──────── AVAILABLE DATA ────────

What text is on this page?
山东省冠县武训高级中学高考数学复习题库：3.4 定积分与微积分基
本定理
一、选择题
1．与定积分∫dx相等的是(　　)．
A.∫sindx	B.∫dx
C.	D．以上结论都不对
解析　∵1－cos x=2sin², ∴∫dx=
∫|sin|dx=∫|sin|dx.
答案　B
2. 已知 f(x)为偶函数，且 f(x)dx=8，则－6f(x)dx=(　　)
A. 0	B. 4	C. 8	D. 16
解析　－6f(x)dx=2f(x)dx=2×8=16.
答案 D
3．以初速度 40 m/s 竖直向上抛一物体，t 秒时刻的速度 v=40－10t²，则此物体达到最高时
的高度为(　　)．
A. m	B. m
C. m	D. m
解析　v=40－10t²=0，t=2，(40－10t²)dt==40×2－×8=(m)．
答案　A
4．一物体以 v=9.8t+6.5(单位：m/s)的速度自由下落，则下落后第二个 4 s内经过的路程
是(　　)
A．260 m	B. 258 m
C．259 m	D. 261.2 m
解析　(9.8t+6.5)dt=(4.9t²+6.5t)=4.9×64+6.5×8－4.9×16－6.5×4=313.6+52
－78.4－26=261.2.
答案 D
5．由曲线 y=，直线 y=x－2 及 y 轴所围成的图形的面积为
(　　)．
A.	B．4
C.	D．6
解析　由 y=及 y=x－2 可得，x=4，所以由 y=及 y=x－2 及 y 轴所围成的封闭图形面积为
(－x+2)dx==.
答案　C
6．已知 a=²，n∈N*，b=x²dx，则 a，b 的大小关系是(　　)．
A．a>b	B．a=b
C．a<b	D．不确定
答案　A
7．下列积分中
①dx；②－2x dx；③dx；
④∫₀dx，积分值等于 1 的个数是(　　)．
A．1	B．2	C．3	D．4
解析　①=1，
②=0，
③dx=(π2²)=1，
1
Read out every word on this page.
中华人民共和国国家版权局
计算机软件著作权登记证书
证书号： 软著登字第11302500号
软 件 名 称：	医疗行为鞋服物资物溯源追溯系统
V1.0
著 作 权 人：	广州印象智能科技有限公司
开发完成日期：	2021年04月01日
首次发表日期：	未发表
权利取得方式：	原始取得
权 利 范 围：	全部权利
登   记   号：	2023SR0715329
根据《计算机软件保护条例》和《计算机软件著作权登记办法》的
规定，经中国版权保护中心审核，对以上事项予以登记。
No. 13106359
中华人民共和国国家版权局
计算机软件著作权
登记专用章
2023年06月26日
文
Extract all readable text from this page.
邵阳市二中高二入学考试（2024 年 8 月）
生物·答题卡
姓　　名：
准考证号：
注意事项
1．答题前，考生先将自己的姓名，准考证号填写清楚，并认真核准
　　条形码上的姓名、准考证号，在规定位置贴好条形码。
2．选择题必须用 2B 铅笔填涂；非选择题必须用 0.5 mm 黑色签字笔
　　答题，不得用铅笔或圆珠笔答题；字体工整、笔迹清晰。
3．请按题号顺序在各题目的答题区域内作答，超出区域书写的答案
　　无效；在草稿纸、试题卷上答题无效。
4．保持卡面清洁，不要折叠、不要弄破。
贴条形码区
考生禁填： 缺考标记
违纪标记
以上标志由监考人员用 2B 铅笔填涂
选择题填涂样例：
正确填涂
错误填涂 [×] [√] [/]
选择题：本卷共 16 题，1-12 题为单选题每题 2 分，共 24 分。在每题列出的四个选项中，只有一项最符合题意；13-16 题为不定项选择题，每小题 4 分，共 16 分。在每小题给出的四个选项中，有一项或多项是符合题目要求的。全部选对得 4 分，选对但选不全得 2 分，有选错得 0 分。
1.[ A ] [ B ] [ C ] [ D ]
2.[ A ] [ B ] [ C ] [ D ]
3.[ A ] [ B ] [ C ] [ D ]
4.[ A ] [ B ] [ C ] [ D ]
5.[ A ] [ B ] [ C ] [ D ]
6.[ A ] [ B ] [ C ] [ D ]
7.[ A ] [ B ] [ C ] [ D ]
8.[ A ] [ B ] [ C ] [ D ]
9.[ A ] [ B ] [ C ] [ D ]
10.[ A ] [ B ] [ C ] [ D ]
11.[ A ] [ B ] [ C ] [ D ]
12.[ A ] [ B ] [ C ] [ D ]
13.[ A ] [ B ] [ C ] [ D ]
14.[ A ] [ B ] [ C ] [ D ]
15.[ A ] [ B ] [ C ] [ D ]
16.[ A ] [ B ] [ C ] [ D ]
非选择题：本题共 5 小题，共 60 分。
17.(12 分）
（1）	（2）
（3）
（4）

────────

■ EXERCISE INSTRUCTIONS ■
Determine how many lines of the data contain "铅笔填涂" and give nothing but that number.

■ OUTPUT OF THE EXERCISE ■
2